*EXERCISE AIM:*
Each entry below must be repeated word for word.

*DATASET ROWS:*
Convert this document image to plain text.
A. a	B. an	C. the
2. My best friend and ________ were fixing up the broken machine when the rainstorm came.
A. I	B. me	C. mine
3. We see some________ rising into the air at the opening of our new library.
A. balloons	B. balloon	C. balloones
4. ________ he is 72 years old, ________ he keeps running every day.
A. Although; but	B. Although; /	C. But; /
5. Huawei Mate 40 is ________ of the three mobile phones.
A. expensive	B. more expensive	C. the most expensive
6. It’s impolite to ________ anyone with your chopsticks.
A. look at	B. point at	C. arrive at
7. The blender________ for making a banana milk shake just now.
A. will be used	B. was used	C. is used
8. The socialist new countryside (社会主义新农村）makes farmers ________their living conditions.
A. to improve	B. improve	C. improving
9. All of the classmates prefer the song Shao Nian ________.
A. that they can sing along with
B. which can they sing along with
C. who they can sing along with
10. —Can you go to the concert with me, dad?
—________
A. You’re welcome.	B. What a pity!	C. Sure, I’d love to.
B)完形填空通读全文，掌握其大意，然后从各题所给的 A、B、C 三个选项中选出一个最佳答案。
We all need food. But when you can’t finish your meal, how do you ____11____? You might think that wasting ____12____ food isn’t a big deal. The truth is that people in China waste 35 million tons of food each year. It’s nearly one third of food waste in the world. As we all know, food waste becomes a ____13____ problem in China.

*REPLY:*
Convert this document image to plain text.
A. a	B. an	C. the
2. My best friend and ________ were fixing up the broken machine when the rainstorm came.
A. I	B. me	C. mine
3. We see some________ rising into the air at the opening of our new library.
A. balloons	B. balloon	C. balloones
4. ________ he is 72 years old, ________ he keeps running every day.
A. Although; but	B. Although; /	C. But; /
5. Huawei Mate 40 is ________ of the three mobile phones.
A. expensive	B. more expensive	C. the most expensive
6. It’s impolite to ________ anyone with your chopsticks.
A. look at	B. point at	C. arrive at
7. The blender________ for making a banana milk shake just now.
A. will be used	B. was used	C. is used
8. The socialist new countryside (社会主义新农村）makes farmers ________their living conditions.
A. to improve	B. improve	C. improving
9. All of the classmates prefer the song Shao Nian ________.
A. that they can sing along with
B. which can they sing along with
C. who they can sing along with
10. —Can you go to the concert with me, dad?
—________
A. You’re welcome.	B. What a pity!	C. Sure, I’d love to.
B)完形填空通读全文，掌握其大意，然后从各题所给的 A、B、C 三个选项中选出一个最佳答案。
We all need food. But when you can’t finish your meal, how do you ____11____? You might think that wasting ____12____ food isn’t a big deal. The truth is that people in China waste 35 million tons of food each year. It’s nearly one third of food waste in the world. As we all know, food waste becomes a ____13____ problem in China.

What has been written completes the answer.